Consignas del ejercicio:
1. Según el texto sobre el parque María Luisa, ¿en qué lugar concreto está sentada la persona que escribe?
2. Copia literalmente del texto sobre el parque María Luisa el fragmento que va desde "En este círculo" hasta "de mi existencia.", ambos incluidos.

Texto proporcionado:
§
Ahora mismo, sentado en la plaza de las palomas del parque María Luisa me da la sensación de que mi objetivo en la vida no es servir al mundo o encargarme de las grandes desigualdades de este, tampoco siento que mi objetivo sea estudiar, buscar un "gran" futuro o ser importante, tampoco creo que sea mi destino hacerme notar. Ahora mismo, que parece que mi alma está tranquila me apetece estar o ser feliz, sentirme tranquilo y reposado y disfrutar, como no, de los pequeños detalles y del amor.
En este círculo abstracto rodeado de gentes, niños y pájaros veo el presente y se me funde pasado y futuro. Me veo a mi con mis padres y mis hermanos en este mismo parque rodeado de un mismo ambiente y realizando las mismas acciones que estas familias. Parece que nada ha cambiado, y me siento afortunado de ver que la esencia sigue viva y pura. A la vez veo contento un futuro en el que yo no soy el niño sino el padre y en cuya imagen estoy acompañado de esa mujer con la que habré decidido compartir mi vida porque ella será de las cosas más importantes de mi existencia.
Veo futuro, presente y pasado y a la par disfruto del instante que es lo único que está vivo y ahora y en momentos como estos doy gracias, y me apetece decir: "doy gracias a Dios", (a pesar de ser ateo) por estar aquí y seguir vivo.
§
Datos de segmentación de la página
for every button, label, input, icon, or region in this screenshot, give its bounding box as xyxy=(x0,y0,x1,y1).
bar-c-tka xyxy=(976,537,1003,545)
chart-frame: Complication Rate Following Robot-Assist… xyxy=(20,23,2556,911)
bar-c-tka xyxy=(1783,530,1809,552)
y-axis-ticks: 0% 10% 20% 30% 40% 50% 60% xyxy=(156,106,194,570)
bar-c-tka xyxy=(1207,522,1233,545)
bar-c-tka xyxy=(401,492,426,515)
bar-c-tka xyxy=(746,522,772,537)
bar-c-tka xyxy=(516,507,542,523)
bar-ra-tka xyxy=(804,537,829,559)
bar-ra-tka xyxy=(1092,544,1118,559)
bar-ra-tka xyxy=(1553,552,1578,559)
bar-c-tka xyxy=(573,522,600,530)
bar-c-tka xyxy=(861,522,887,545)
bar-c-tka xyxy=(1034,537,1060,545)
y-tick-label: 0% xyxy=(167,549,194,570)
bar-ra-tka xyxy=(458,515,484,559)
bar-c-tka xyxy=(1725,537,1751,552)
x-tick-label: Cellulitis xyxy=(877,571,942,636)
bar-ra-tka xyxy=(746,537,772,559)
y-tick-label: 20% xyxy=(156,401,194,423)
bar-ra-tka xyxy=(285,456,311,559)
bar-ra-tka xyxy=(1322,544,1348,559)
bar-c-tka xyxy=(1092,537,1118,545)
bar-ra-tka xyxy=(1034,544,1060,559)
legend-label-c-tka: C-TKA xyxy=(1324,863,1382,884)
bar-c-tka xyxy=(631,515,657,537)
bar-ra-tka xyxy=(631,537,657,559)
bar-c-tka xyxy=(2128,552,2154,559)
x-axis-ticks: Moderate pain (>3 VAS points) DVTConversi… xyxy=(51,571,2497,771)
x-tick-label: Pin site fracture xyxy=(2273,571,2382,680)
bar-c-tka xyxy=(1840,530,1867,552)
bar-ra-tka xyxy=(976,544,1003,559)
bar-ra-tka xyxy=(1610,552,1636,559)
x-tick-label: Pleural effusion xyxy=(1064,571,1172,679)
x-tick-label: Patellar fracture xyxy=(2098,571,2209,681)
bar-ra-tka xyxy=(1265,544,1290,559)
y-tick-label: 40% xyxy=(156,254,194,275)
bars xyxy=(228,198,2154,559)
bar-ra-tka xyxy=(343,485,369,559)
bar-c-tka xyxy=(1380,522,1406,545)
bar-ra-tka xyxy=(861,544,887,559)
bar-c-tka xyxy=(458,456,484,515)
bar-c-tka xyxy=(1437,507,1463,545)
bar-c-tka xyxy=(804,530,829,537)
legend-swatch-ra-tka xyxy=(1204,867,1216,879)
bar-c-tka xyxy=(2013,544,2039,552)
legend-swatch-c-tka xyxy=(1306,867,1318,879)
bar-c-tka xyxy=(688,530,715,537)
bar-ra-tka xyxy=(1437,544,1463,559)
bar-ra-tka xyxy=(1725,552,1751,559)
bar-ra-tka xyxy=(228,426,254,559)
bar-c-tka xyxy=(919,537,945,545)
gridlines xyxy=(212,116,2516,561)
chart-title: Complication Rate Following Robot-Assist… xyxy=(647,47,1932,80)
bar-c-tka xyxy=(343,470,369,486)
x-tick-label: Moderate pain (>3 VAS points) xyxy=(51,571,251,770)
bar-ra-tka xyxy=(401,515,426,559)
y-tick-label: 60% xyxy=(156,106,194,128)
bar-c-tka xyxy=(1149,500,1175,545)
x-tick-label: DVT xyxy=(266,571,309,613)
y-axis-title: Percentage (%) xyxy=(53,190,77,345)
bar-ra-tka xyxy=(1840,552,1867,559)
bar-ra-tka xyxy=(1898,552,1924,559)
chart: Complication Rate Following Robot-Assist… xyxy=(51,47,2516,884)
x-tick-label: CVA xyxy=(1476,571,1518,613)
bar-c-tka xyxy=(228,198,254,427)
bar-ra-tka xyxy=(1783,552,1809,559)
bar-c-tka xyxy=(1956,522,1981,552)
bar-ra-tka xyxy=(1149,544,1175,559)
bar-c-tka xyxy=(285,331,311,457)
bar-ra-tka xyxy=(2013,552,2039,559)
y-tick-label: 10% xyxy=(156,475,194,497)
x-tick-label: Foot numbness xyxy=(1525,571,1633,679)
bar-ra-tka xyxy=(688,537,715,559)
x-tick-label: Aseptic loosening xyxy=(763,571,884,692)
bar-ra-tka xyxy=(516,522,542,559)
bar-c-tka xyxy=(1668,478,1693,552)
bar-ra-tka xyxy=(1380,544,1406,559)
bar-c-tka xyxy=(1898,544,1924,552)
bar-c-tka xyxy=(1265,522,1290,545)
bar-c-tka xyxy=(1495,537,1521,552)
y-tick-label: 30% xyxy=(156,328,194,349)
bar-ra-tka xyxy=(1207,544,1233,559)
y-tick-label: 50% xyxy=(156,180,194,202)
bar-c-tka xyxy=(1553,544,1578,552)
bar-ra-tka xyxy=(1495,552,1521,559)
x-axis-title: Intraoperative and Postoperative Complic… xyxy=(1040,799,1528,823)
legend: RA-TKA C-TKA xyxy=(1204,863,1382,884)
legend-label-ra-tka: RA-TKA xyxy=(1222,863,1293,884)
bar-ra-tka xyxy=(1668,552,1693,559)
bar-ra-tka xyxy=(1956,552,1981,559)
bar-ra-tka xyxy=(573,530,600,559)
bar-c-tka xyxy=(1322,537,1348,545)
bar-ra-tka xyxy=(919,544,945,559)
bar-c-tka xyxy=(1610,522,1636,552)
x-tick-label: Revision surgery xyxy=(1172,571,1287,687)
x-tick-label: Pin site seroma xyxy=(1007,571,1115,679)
§
Respuestas por tarea:
1. En la plaza de las palomas del parque María Luisa.

2.
En este círculo abstracto rodeado de gentes, niños y pájaros veo el presente y se me funde pasado y futuro. Me veo a mi con mis padres y mis hermanos en este mismo parque rodeado de un mismo ambiente y realizando las mismas acciones que estas familias. Parece que nada ha cambiado, y me siento afortunado de ver que la esencia sigue viva y pura. A la vez veo contento un futuro en el que yo no soy el niño sino el padre y en cuya imagen estoy acompañado de esa mujer con la que habré decidido compartir mi vida porque ella será de las cosas más importantes de mi existencia.